● TASK TO CARRY OUT
Copy each line below in which the string "data" occurs.

-- MATERIAL SHOWN start --

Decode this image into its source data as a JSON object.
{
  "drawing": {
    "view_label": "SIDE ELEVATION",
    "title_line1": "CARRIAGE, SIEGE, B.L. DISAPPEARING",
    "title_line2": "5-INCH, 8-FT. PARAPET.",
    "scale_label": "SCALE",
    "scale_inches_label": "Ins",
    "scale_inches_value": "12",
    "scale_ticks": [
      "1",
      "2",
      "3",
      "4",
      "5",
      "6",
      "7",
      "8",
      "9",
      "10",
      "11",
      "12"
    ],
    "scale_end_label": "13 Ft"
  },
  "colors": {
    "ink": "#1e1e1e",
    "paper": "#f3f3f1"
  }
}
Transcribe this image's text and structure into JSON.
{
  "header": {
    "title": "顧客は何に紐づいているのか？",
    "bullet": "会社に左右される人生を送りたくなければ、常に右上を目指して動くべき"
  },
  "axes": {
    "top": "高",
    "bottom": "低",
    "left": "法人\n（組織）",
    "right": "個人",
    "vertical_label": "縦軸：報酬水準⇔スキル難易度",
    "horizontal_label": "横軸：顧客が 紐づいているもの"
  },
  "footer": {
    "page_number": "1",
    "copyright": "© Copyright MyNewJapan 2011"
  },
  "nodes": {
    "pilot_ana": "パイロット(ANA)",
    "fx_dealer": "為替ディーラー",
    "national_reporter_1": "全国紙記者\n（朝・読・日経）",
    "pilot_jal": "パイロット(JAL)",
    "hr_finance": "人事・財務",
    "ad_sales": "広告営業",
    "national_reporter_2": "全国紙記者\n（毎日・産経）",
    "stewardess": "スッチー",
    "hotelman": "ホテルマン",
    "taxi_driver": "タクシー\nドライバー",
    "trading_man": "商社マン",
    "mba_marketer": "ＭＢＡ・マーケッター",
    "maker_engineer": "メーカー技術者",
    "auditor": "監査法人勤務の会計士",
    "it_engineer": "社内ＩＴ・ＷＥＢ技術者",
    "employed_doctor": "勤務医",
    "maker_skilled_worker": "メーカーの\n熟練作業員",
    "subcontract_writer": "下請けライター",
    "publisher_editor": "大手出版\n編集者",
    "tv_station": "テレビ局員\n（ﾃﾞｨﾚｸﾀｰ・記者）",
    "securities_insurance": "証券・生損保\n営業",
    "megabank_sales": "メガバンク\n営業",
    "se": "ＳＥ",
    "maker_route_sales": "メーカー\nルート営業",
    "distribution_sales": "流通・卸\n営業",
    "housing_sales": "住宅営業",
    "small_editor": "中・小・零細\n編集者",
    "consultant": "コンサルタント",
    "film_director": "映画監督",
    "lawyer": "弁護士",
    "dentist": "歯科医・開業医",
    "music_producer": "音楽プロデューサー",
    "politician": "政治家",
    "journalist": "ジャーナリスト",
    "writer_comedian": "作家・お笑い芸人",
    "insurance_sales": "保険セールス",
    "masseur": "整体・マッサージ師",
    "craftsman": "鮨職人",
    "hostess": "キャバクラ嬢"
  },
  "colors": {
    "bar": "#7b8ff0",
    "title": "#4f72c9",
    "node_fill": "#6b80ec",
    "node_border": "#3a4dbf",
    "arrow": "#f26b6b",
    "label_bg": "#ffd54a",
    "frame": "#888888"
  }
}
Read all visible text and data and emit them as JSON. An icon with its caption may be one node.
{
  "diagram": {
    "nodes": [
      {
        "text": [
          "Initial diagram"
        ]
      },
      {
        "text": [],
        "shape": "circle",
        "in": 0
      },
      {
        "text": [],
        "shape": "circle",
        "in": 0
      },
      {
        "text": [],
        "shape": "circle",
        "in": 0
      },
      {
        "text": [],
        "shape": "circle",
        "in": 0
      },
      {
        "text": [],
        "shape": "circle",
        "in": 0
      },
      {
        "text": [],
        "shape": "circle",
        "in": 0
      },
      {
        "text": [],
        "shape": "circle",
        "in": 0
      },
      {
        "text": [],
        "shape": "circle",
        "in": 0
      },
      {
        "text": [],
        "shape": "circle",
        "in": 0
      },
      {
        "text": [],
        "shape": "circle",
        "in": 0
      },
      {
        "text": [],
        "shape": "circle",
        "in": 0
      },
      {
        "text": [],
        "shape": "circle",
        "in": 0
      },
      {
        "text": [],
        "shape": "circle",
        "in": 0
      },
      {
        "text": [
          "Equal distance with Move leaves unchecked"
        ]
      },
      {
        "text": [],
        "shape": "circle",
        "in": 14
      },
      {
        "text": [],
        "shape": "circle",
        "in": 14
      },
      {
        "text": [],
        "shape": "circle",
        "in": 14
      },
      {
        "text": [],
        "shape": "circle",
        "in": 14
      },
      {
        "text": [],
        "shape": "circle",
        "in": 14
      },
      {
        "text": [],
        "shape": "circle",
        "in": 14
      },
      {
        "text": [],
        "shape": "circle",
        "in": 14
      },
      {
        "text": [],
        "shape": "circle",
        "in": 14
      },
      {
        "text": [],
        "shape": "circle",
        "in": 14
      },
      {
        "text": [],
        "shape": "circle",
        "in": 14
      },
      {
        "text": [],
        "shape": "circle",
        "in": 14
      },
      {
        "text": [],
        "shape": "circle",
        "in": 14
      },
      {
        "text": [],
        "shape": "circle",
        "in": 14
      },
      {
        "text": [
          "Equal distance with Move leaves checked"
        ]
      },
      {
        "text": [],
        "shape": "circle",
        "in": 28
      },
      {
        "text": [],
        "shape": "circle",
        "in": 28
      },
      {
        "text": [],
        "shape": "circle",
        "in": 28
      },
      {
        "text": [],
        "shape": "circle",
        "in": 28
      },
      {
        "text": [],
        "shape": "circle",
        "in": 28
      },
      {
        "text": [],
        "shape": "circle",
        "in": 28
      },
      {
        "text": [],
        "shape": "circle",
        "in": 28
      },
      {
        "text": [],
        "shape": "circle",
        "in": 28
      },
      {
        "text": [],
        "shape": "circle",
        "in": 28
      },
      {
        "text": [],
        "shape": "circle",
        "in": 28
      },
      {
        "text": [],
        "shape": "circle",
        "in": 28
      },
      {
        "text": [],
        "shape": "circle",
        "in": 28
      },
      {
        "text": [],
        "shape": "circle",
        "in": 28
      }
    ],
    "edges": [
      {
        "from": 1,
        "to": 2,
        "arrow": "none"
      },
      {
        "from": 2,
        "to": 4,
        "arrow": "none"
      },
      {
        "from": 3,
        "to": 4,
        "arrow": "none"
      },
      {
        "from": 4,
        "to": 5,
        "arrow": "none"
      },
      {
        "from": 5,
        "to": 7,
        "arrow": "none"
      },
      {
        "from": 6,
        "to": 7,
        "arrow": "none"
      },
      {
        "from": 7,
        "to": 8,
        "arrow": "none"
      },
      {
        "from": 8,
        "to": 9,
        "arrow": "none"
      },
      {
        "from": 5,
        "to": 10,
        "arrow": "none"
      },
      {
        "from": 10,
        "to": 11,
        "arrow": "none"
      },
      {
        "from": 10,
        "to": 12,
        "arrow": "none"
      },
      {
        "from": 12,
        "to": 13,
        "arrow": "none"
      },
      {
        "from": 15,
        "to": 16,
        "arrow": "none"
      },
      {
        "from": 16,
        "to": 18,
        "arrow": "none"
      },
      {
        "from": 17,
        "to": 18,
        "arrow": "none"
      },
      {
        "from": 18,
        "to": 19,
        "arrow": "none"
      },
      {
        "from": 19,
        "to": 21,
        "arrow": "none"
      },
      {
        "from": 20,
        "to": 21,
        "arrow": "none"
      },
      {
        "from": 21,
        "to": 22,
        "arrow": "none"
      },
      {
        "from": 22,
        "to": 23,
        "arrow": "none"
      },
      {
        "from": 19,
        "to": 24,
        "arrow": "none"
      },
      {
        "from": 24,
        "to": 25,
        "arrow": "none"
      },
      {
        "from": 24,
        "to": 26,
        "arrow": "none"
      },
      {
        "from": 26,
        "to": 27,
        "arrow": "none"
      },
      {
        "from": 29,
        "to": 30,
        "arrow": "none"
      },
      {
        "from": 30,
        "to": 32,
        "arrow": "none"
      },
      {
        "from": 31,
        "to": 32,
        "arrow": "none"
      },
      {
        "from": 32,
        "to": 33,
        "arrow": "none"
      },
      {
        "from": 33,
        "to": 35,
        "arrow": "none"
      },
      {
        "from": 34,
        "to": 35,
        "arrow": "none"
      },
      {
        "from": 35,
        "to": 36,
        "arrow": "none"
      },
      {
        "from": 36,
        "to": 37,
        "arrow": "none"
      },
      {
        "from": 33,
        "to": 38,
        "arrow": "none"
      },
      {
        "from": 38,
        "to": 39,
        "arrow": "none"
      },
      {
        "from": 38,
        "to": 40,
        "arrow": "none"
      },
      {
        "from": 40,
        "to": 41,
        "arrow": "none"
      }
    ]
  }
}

-- MATERIAL SHOWN end --

● SOLUTION FOR THIS TASK
Decode this image into its source data as a JSON object.
Read all visible text and data and emit them as JSON. An icon with its caption may be one node.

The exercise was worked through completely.